- _Set task_:
Please print all of the rows below verbatim, leaving the pictures out.

[Layout records]
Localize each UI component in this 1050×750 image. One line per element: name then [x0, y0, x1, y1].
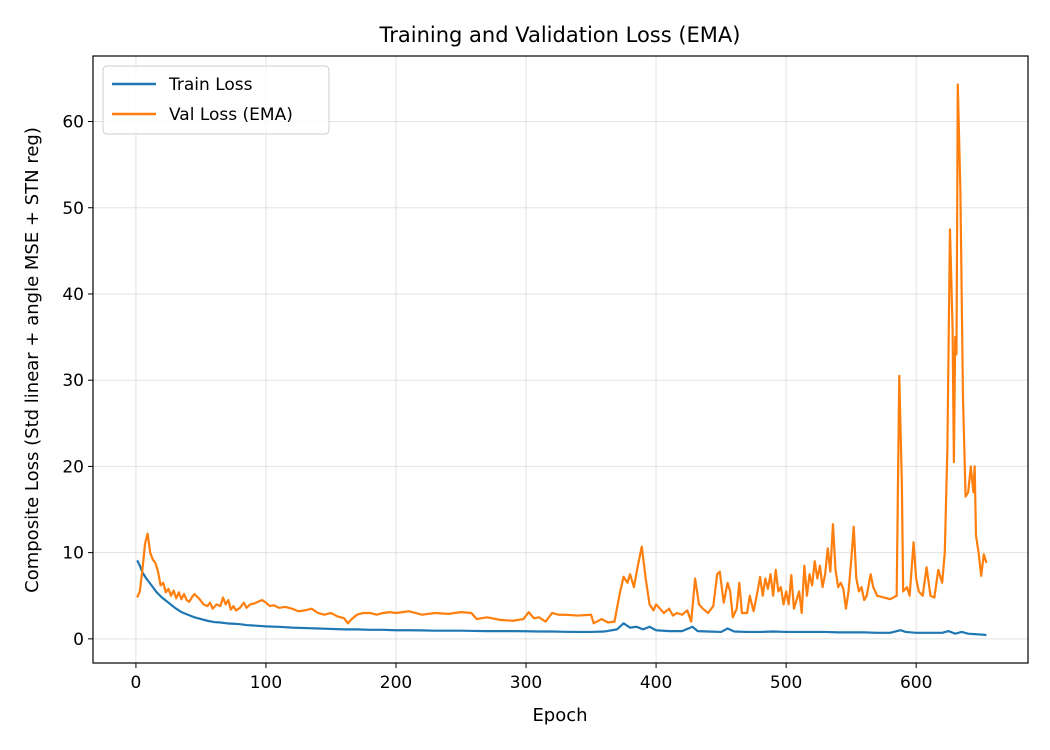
legend-label: Train Loss [168, 75, 253, 95]
legend-label: Val Loss (EMA) [169, 105, 293, 125]
series-line [136, 559, 987, 637]
y-tick-label: 40 [62, 285, 84, 305]
x-tick-label: 0 [130, 673, 141, 693]
ticks: 0 100 200 300 400 500 600 0 10 20 30 40 50 60 [62, 113, 932, 693]
grid [93, 56, 1028, 663]
x-axis-label: Epoch [532, 705, 587, 726]
chart-title: Training and Validation Loss (EMA) [379, 23, 741, 47]
x-tick-label: 400 [640, 673, 672, 693]
y-axis-label: Composite Loss (Std linear + angle MSE +… [22, 127, 43, 593]
y-tick-label: 60 [62, 113, 84, 133]
x-tick-label: 200 [380, 673, 412, 693]
x-tick-label: 100 [250, 673, 282, 693]
x-tick-label: 600 [900, 673, 932, 693]
series-layer [136, 83, 988, 637]
legend-box [102, 65, 330, 135]
y-tick-label: 10 [62, 544, 84, 564]
y-tick-label: 20 [62, 457, 84, 477]
x-tick-label: 300 [510, 673, 542, 693]
x-tick-label: 500 [770, 673, 802, 693]
plot-frame [92, 55, 1029, 664]
y-tick-label: 0 [73, 630, 84, 650]
y-tick-label: 30 [62, 371, 84, 391]
legend: Train Loss Val Loss (EMA) [102, 65, 330, 135]
series-line [136, 83, 988, 625]
y-tick-label: 50 [62, 199, 84, 219]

- _Answer for the task_:
Localize each UI component in this 1050×750 image. One line per element: name then [x0, y0, x1, y1].
legend-label: Train Loss [168, 75, 253, 95]
legend-label: Val Loss (EMA) [169, 105, 293, 125]
series-line [136, 559, 987, 637]
y-tick-label: 40 [62, 285, 84, 305]
x-tick-label: 0 [130, 673, 141, 693]
ticks: 0 100 200 300 400 500 600 0 10 20 30 40 50 60 [62, 113, 932, 693]
grid [93, 56, 1028, 663]
x-axis-label: Epoch [532, 705, 587, 726]
chart-title: Training and Validation Loss (EMA) [379, 23, 741, 47]
x-tick-label: 400 [640, 673, 672, 693]
y-axis-label: Composite Loss (Std linear + angle MSE +… [22, 127, 43, 593]
y-tick-label: 60 [62, 113, 84, 133]
x-tick-label: 200 [380, 673, 412, 693]
x-tick-label: 100 [250, 673, 282, 693]
x-tick-label: 600 [900, 673, 932, 693]
series-layer [136, 83, 988, 637]
legend-box [102, 65, 330, 135]
y-tick-label: 10 [62, 544, 84, 564]
y-tick-label: 20 [62, 457, 84, 477]
x-tick-label: 300 [510, 673, 542, 693]
x-tick-label: 500 [770, 673, 802, 693]
plot-frame [92, 55, 1029, 664]
y-tick-label: 0 [73, 630, 84, 650]
y-tick-label: 30 [62, 371, 84, 391]
legend: Train Loss Val Loss (EMA) [102, 65, 330, 135]
series-line [136, 83, 988, 625]
y-tick-label: 50 [62, 199, 84, 219]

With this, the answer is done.